## PROBLEM
Going through the material below, please gather all lines with the word "میلی" in them.
:::
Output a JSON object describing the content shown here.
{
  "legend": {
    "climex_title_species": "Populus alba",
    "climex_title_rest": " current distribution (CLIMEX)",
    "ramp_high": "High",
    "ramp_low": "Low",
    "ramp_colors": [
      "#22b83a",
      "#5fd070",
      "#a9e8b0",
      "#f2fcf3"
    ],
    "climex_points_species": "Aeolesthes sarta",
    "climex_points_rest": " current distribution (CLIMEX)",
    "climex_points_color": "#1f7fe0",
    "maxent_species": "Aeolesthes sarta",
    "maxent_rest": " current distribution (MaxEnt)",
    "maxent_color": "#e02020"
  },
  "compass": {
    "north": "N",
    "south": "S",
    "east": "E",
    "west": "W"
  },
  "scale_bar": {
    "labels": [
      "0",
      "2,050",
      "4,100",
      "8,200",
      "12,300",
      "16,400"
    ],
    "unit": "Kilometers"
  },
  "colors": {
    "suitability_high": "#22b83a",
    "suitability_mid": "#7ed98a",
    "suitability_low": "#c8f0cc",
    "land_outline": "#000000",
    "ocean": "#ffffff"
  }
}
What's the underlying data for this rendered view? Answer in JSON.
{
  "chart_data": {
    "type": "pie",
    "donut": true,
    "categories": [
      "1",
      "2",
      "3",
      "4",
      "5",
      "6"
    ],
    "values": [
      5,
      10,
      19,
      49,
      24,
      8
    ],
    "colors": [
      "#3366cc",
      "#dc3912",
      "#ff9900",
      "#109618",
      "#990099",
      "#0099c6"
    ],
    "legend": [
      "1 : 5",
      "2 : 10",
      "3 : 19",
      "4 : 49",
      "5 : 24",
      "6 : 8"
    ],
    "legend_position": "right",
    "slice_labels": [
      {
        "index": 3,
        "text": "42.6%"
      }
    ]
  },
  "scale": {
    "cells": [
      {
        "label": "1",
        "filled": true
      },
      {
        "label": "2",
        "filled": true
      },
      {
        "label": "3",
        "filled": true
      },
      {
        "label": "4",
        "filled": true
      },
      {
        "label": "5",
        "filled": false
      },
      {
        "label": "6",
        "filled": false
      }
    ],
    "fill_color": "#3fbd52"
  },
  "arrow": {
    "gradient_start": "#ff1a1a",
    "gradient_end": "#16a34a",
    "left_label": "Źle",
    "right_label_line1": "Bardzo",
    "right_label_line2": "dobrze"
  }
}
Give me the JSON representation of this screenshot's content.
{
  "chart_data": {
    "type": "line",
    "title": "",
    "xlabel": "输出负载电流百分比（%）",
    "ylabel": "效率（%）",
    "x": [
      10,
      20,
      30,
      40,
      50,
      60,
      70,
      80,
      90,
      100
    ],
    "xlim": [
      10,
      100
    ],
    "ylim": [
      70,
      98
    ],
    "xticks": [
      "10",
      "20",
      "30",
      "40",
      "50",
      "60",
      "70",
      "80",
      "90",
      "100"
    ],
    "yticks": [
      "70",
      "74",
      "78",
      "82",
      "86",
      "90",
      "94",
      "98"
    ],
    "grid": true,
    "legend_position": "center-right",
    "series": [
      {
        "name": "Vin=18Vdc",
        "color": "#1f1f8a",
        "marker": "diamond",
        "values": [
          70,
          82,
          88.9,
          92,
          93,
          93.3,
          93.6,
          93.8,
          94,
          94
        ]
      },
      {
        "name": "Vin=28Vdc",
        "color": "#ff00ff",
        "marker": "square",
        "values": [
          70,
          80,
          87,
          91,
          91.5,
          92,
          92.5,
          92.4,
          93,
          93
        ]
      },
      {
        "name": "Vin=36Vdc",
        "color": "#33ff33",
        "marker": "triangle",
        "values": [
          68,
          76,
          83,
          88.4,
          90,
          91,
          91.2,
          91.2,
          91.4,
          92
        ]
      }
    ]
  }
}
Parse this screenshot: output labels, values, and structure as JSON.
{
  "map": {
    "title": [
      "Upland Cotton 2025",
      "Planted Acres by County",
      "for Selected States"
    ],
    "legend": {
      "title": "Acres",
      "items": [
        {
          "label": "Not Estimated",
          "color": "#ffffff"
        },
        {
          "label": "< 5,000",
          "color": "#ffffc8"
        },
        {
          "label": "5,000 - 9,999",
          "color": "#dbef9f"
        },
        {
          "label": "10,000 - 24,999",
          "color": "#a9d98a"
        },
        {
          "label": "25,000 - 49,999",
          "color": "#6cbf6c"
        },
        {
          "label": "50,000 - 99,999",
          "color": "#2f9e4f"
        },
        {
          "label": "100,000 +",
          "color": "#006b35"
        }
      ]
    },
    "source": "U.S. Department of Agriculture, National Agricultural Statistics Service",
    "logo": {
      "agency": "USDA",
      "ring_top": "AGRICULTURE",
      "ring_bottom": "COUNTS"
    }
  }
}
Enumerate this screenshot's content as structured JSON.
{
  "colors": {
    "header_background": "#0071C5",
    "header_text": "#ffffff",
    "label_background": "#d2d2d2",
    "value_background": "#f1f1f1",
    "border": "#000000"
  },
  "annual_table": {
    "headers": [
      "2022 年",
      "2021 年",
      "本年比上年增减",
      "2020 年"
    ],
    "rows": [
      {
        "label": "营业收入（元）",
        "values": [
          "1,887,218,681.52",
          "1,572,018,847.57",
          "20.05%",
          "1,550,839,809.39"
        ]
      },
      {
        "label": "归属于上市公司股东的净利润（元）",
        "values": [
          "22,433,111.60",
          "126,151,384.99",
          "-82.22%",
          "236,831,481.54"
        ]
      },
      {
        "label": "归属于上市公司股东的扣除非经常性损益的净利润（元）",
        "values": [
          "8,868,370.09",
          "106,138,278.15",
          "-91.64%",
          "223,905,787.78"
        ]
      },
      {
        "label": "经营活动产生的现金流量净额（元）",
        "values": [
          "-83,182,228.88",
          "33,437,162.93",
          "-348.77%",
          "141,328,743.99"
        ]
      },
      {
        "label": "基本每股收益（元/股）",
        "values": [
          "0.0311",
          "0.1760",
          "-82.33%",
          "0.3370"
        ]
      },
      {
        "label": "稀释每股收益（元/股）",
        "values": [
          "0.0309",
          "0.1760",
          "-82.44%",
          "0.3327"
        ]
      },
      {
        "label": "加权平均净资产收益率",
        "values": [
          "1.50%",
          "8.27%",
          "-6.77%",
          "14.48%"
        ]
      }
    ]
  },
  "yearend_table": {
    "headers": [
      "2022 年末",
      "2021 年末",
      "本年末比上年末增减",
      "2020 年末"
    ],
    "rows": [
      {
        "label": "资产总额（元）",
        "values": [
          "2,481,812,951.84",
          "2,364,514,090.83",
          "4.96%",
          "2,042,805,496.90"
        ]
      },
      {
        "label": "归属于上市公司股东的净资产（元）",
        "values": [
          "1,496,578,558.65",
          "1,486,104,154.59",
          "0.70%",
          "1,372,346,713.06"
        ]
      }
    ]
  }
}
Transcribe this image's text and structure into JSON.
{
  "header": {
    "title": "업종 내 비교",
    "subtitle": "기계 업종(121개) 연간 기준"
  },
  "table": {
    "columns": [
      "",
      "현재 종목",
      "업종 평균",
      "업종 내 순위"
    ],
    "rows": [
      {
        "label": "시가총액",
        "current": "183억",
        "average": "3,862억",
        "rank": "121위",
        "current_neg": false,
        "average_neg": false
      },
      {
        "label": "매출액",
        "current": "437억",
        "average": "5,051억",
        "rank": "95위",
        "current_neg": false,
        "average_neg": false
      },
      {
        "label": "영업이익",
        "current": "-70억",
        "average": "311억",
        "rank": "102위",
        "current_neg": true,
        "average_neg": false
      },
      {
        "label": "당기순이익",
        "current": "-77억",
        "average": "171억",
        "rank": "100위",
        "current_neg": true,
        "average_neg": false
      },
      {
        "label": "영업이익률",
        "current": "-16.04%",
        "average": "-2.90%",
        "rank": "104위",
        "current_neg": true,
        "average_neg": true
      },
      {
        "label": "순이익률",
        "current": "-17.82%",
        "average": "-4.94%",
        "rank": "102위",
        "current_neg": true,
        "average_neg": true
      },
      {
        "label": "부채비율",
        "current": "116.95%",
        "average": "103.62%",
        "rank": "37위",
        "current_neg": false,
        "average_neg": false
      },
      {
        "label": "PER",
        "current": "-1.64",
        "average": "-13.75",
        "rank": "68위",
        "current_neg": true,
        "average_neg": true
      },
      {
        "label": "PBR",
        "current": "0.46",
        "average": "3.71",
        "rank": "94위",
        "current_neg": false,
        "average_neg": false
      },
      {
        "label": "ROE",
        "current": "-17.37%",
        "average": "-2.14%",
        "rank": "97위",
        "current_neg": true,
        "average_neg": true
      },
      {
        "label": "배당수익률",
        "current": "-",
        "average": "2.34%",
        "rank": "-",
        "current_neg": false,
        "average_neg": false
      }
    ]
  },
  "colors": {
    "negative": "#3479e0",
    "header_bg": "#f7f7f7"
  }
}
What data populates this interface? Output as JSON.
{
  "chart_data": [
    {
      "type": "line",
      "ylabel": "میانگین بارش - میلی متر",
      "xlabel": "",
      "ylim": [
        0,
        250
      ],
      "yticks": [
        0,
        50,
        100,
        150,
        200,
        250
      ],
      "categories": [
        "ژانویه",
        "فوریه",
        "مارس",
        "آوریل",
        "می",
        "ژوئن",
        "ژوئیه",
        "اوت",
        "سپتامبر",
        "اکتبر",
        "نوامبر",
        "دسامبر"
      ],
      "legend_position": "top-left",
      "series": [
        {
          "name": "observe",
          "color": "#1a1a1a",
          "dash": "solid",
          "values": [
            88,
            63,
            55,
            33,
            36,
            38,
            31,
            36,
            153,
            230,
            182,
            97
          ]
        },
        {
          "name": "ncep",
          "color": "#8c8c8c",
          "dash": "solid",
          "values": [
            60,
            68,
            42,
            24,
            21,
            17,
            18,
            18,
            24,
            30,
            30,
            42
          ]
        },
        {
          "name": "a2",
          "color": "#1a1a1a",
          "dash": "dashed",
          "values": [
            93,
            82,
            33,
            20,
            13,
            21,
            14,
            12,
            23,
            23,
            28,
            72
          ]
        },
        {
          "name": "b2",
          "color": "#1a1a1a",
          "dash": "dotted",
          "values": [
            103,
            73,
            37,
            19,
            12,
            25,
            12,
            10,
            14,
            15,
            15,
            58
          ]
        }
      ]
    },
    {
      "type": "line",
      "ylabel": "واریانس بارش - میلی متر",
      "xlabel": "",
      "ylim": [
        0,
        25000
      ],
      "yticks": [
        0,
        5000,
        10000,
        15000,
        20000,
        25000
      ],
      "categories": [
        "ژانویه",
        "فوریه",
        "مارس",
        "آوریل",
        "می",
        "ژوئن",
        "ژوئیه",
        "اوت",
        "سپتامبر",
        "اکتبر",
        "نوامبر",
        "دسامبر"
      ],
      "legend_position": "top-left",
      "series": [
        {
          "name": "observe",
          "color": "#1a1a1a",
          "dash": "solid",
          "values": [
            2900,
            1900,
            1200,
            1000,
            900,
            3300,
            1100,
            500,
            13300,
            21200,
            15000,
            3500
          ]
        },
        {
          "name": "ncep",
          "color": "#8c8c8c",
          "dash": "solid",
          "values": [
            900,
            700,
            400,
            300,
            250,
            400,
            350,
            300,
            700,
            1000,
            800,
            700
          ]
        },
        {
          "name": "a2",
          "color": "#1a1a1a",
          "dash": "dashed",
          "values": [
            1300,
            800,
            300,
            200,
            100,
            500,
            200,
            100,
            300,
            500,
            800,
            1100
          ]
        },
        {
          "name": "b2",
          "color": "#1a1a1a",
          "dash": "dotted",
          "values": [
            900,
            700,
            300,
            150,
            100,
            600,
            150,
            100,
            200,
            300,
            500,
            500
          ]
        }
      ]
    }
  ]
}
:::
## TASK OUTPUT
      "ylabel": "میانگین بارش - میلی متر",
      "ylabel": "واریانس بارش - میلی متر",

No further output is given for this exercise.